* _Given request_
Reproduce the material below word for word, starting at its first line and ending at the line that contains "legend-label: dv50 <box>587 29 631 52</box>", with both of those lines included and nothing after them.

* _Available data_
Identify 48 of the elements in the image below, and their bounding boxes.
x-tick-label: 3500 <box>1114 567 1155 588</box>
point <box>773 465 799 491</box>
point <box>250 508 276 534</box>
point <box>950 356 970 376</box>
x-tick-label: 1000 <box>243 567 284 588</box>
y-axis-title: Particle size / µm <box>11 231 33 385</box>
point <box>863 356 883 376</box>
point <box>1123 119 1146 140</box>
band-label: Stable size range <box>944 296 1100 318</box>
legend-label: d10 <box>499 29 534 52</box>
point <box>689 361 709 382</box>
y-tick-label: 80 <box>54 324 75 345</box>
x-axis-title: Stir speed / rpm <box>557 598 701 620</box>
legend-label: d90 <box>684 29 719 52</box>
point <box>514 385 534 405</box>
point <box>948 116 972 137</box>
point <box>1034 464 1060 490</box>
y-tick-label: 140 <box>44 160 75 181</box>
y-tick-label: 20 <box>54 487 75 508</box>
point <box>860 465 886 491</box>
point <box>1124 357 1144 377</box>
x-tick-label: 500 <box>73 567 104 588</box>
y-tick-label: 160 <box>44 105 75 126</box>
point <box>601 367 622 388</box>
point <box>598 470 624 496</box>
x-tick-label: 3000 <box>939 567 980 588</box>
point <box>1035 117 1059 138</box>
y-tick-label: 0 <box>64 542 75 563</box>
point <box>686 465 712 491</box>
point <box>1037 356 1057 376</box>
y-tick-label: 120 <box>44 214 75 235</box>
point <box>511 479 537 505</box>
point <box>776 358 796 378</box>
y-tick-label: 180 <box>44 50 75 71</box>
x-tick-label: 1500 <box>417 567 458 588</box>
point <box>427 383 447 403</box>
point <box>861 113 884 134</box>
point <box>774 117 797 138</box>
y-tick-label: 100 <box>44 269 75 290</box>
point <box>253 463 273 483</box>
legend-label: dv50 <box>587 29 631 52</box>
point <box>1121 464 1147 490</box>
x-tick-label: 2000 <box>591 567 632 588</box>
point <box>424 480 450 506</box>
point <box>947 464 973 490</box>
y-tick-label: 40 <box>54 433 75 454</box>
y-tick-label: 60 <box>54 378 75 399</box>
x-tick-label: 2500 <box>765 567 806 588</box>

* _Solution to this task_
Identify 48 of the elements in the image below, and their bounding boxes.
x-tick-label: 3500 <box>1114 567 1155 588</box>
point <box>773 465 799 491</box>
point <box>250 508 276 534</box>
point <box>950 356 970 376</box>
x-tick-label: 1000 <box>243 567 284 588</box>
y-axis-title: Particle size / µm <box>11 231 33 385</box>
point <box>863 356 883 376</box>
point <box>1123 119 1146 140</box>
band-label: Stable size range <box>944 296 1100 318</box>
legend-label: d10 <box>499 29 534 52</box>
point <box>689 361 709 382</box>
y-tick-label: 80 <box>54 324 75 345</box>
x-axis-title: Stir speed / rpm <box>557 598 701 620</box>
legend-label: d90 <box>684 29 719 52</box>
point <box>514 385 534 405</box>
point <box>948 116 972 137</box>
point <box>1034 464 1060 490</box>
y-tick-label: 140 <box>44 160 75 181</box>
y-tick-label: 20 <box>54 487 75 508</box>
point <box>860 465 886 491</box>
point <box>1124 357 1144 377</box>
x-tick-label: 500 <box>73 567 104 588</box>
y-tick-label: 160 <box>44 105 75 126</box>
point <box>601 367 622 388</box>
point <box>598 470 624 496</box>
x-tick-label: 3000 <box>939 567 980 588</box>
point <box>1035 117 1059 138</box>
y-tick-label: 0 <box>64 542 75 563</box>
point <box>686 465 712 491</box>
point <box>1037 356 1057 376</box>
y-tick-label: 120 <box>44 214 75 235</box>
point <box>511 479 537 505</box>
point <box>776 358 796 378</box>
y-tick-label: 180 <box>44 50 75 71</box>
x-tick-label: 1500 <box>417 567 458 588</box>
point <box>427 383 447 403</box>
point <box>861 113 884 134</box>
point <box>774 117 797 138</box>
y-tick-label: 100 <box>44 269 75 290</box>
point <box>253 463 273 483</box>
legend-label: dv50 <box>587 29 631 52</box>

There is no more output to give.